* YOUR OBJECTIVE: Find the string "JSON" in the data, then copy every line where it is found.

★ ★ ★ ★

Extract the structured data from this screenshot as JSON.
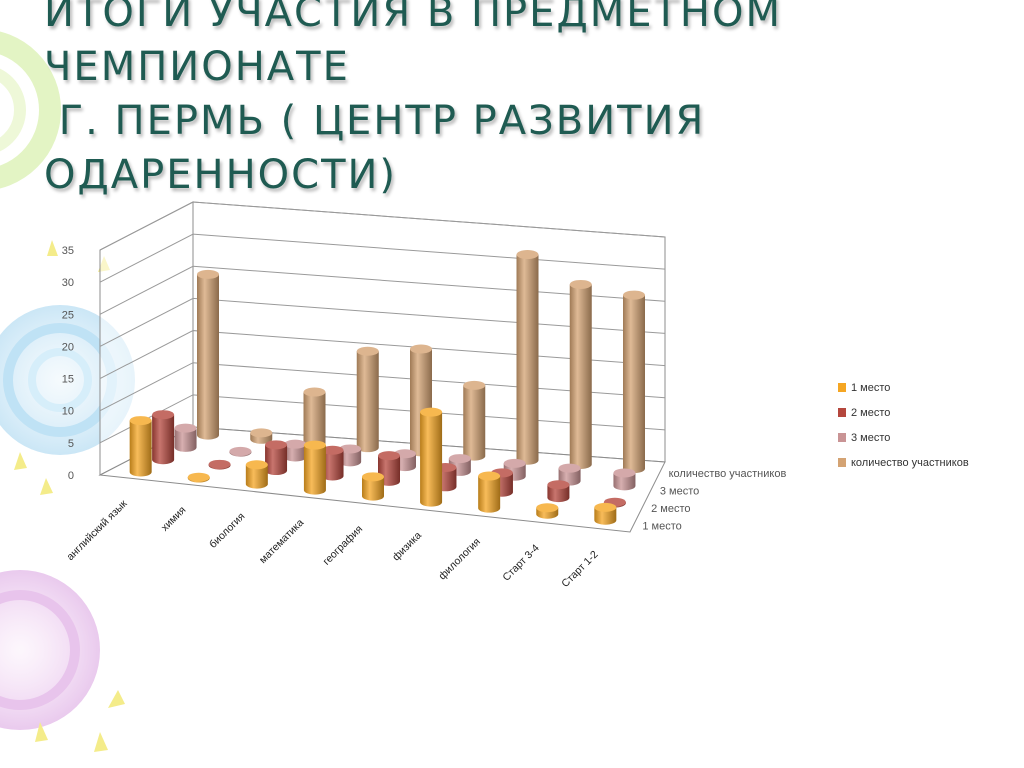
{
  "slide": {
    "title_lines": [
      "ИТОГИ УЧАСТИЯ В ПРЕДМЕТНОМ",
      "ЧЕМПИОНАТЕ",
      " Г. ПЕРМЬ ( ЦЕНТР РАЗВИТИЯ",
      "ОДАРЕННОСТИ)"
    ]
  },
  "chart_data": {
    "type": "bar",
    "subtype": "3d-column",
    "title": "",
    "categories": [
      "английский язык",
      "химия",
      "биология",
      "математика",
      "география",
      "физика",
      "филология",
      "Старт 3-4",
      "Старт 1-2"
    ],
    "depth_labels": [
      "1 место",
      "2 место",
      "3 место",
      "количество участников"
    ],
    "series": [
      {
        "name": "1 место",
        "color": "#f5a623",
        "values": [
          8,
          0,
          3,
          7,
          3,
          14,
          5,
          1,
          2
        ]
      },
      {
        "name": "2 место",
        "color": "#b5473d",
        "values": [
          7,
          0,
          4,
          4,
          4,
          3,
          3,
          2,
          0
        ]
      },
      {
        "name": "3 место",
        "color": "#c99495",
        "values": [
          3,
          0,
          2,
          2,
          2,
          2,
          2,
          2,
          2
        ]
      },
      {
        "name": "количество участников",
        "color": "#d4a373",
        "values": [
          25,
          1,
          8,
          15,
          16,
          11,
          32,
          28,
          27
        ]
      }
    ],
    "yticks": [
      0,
      5,
      10,
      15,
      20,
      25,
      30,
      35
    ],
    "ylim": [
      0,
      35
    ],
    "grid": true,
    "legend": "right"
  }
}
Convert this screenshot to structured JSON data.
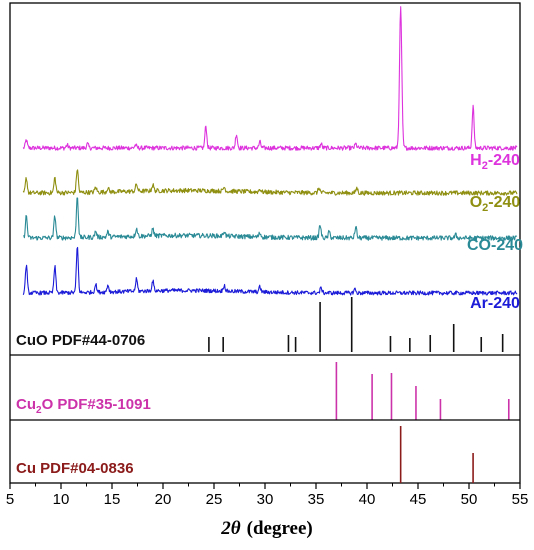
{
  "chart_data": {
    "type": "line",
    "xlabel_symbol": "2θ",
    "xlabel_unit": "(degree)",
    "xlim": [
      5,
      55
    ],
    "xticks": [
      5,
      10,
      15,
      20,
      25,
      30,
      35,
      40,
      45,
      50,
      55
    ],
    "grid": false,
    "series": [
      {
        "name": "H",
        "sub": "2",
        "suffix": "-240",
        "color": "#dd33dd",
        "baseline": 148,
        "noise": 2.2,
        "peaks": [
          [
            6.6,
            8
          ],
          [
            10.6,
            3
          ],
          [
            12.6,
            4
          ],
          [
            17.3,
            3
          ],
          [
            24.2,
            22
          ],
          [
            27.2,
            14
          ],
          [
            29.5,
            6
          ],
          [
            35.5,
            4
          ],
          [
            38.9,
            4
          ],
          [
            43.3,
            140
          ],
          [
            50.4,
            42
          ]
        ]
      },
      {
        "name": "O",
        "sub": "2",
        "suffix": "-240",
        "color": "#8f8f12",
        "baseline": 193,
        "noise": 2.2,
        "peaks": [
          [
            6.6,
            15
          ],
          [
            9.4,
            15
          ],
          [
            11.6,
            24
          ],
          [
            13.4,
            5
          ],
          [
            14.6,
            4
          ],
          [
            17.4,
            7
          ],
          [
            19.0,
            6
          ],
          [
            26.0,
            4
          ],
          [
            29.5,
            3
          ],
          [
            35.3,
            5
          ],
          [
            39.0,
            5
          ]
        ]
      },
      {
        "name": "CO",
        "sub": "",
        "suffix": "-240",
        "color": "#2a8a96",
        "baseline": 238,
        "noise": 2.3,
        "peaks": [
          [
            6.6,
            22
          ],
          [
            9.4,
            22
          ],
          [
            11.6,
            42
          ],
          [
            13.4,
            6
          ],
          [
            14.6,
            5
          ],
          [
            17.4,
            8
          ],
          [
            19.0,
            7
          ],
          [
            26.0,
            5
          ],
          [
            29.5,
            4
          ],
          [
            35.4,
            13
          ],
          [
            36.3,
            6
          ],
          [
            38.9,
            11
          ],
          [
            48.7,
            3
          ]
        ]
      },
      {
        "name": "Ar",
        "sub": "",
        "suffix": "-240",
        "color": "#1b1bd8",
        "baseline": 293,
        "noise": 2.0,
        "peaks": [
          [
            6.6,
            28
          ],
          [
            9.4,
            26
          ],
          [
            11.6,
            46
          ],
          [
            13.4,
            8
          ],
          [
            14.6,
            7
          ],
          [
            17.4,
            12
          ],
          [
            19.0,
            10
          ],
          [
            26.0,
            6
          ],
          [
            29.5,
            5
          ],
          [
            35.5,
            5
          ],
          [
            38.8,
            4
          ]
        ]
      }
    ],
    "references": [
      {
        "label": "CuO PDF#44-0706",
        "color": "#111111",
        "band_top": 300,
        "band_bottom": 355,
        "lines": [
          [
            24.5,
            15
          ],
          [
            25.9,
            15
          ],
          [
            32.3,
            17
          ],
          [
            33.0,
            15
          ],
          [
            35.4,
            50
          ],
          [
            38.5,
            55
          ],
          [
            42.3,
            16
          ],
          [
            44.2,
            14
          ],
          [
            46.2,
            17
          ],
          [
            48.5,
            28
          ],
          [
            51.2,
            15
          ],
          [
            53.3,
            18
          ]
        ]
      },
      {
        "label": "Cu2O PDF#35-1091",
        "label_main": "Cu",
        "label_sub": "2",
        "label_rest": "O PDF#35-1091",
        "color": "#cc33aa",
        "band_top": 355,
        "band_bottom": 420,
        "lines": [
          [
            37.0,
            58
          ],
          [
            40.5,
            46
          ],
          [
            42.4,
            47
          ],
          [
            44.8,
            34
          ],
          [
            47.2,
            21
          ],
          [
            53.9,
            21
          ]
        ]
      },
      {
        "label": "Cu  PDF#04-0836",
        "color": "#8b1a1a",
        "band_top": 420,
        "band_bottom": 483,
        "lines": [
          [
            43.3,
            57
          ],
          [
            50.4,
            30
          ]
        ]
      }
    ]
  }
}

★ ★ ★ ★

* ANSWER TO THE TASK:
Extract the structured data from this screenshot as JSON.
Convert this screenshot to structured JSON data.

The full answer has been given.